- _OBJECTIVE_
Repeat every record below exactly, but leave out any pictures.

- _EXCERPTED RECORDS_

- - -

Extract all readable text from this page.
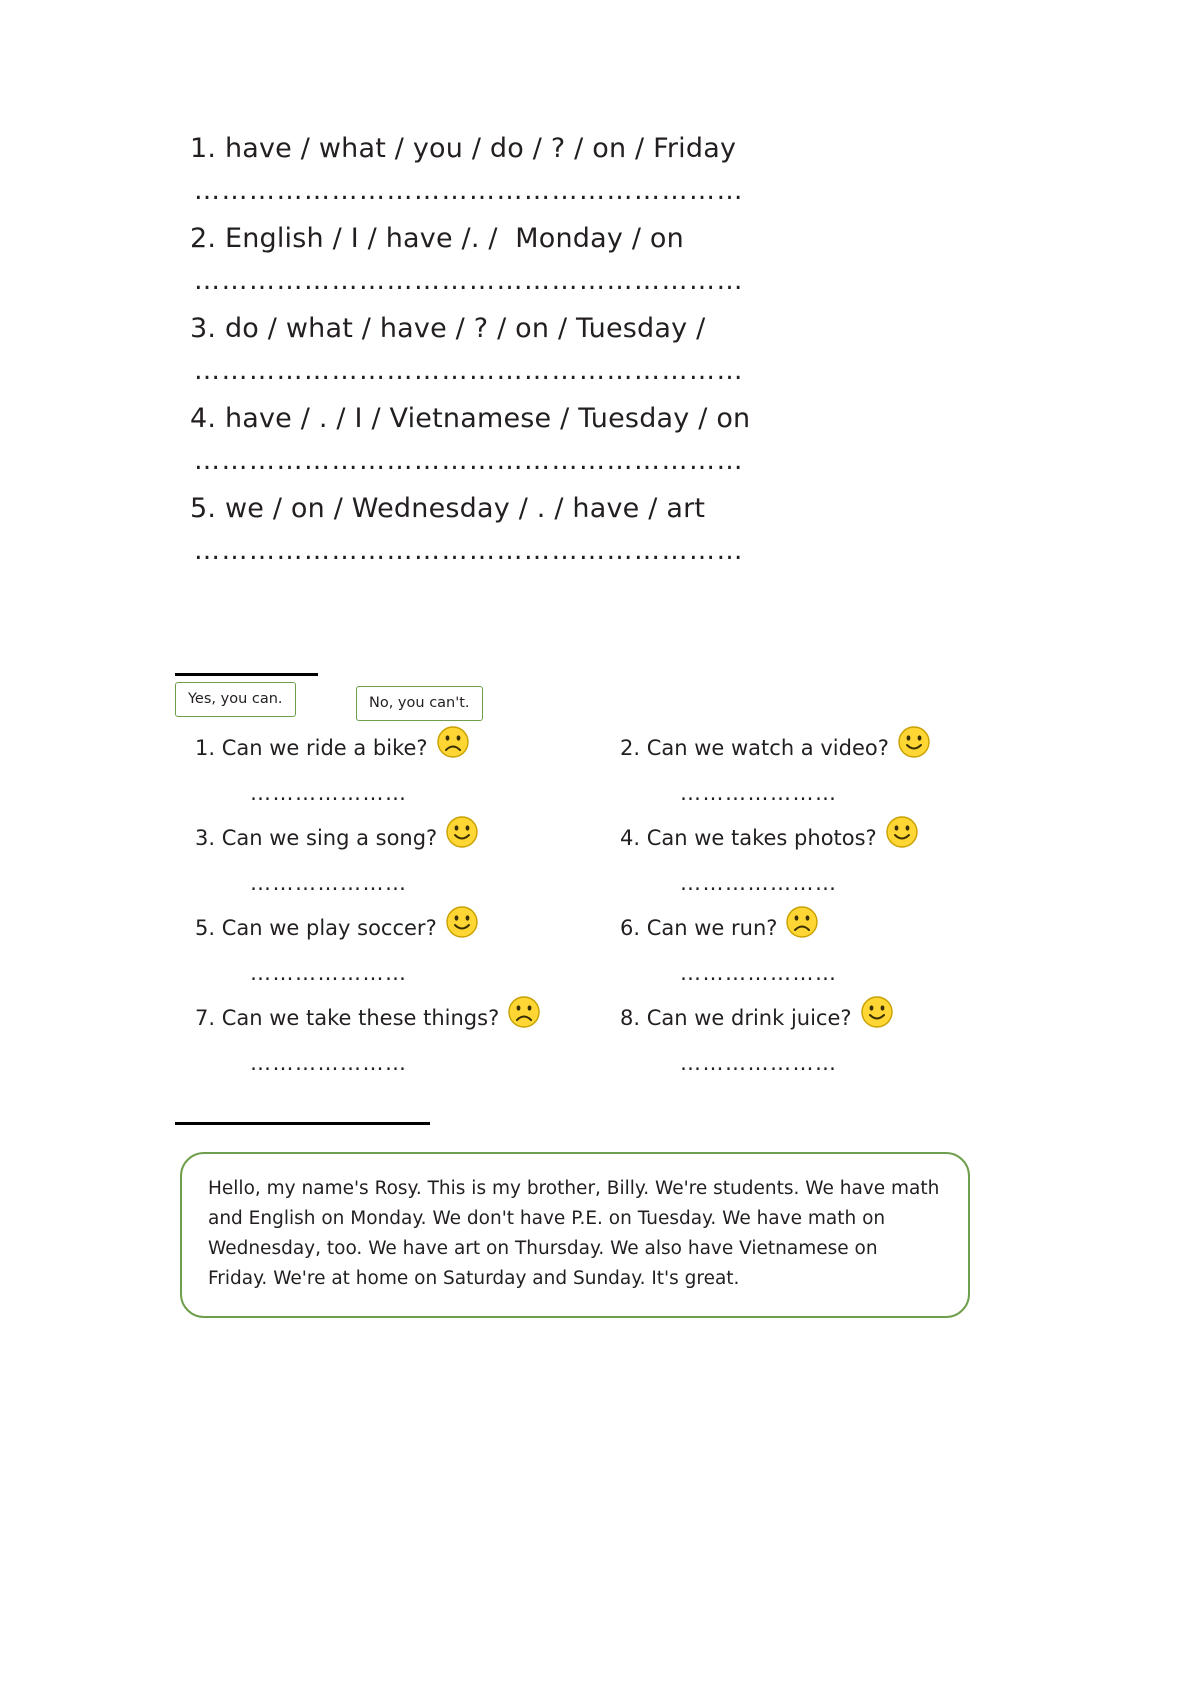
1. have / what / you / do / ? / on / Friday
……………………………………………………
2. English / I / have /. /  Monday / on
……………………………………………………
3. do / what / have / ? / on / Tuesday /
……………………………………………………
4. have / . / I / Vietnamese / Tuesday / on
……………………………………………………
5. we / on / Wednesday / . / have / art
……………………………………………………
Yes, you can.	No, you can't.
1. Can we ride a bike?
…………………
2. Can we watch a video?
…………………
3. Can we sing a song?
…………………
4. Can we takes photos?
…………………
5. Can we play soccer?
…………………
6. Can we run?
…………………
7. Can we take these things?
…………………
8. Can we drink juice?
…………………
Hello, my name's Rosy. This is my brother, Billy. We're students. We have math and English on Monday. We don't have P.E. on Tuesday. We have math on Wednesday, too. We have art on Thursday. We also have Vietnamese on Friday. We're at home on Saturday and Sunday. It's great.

- - -

- _ANSWER FOR THIS EXERCISE_
Extract all readable text from this page.
1. have / what / you / do / ? / on / Friday
……………………………………………………
2. English / I / have /. /  Monday / on
……………………………………………………
3. do / what / have / ? / on / Tuesday /
……………………………………………………
4. have / . / I / Vietnamese / Tuesday / on
……………………………………………………
5. we / on / Wednesday / . / have / art
……………………………………………………
Yes, you can.	No, you can't.
1. Can we ride a bike?
…………………
2. Can we watch a video?
…………………
3. Can we sing a song?
…………………
4. Can we takes photos?
…………………
5. Can we play soccer?
…………………
6. Can we run?
…………………
7. Can we take these things?
…………………
8. Can we drink juice?
…………………
Hello, my name's Rosy. This is my brother, Billy. We're students. We have math and English on Monday. We don't have P.E. on Tuesday. We have math on Wednesday, too. We have art on Thursday. We also have Vietnamese on Friday. We're at home on Saturday and Sunday. It's great.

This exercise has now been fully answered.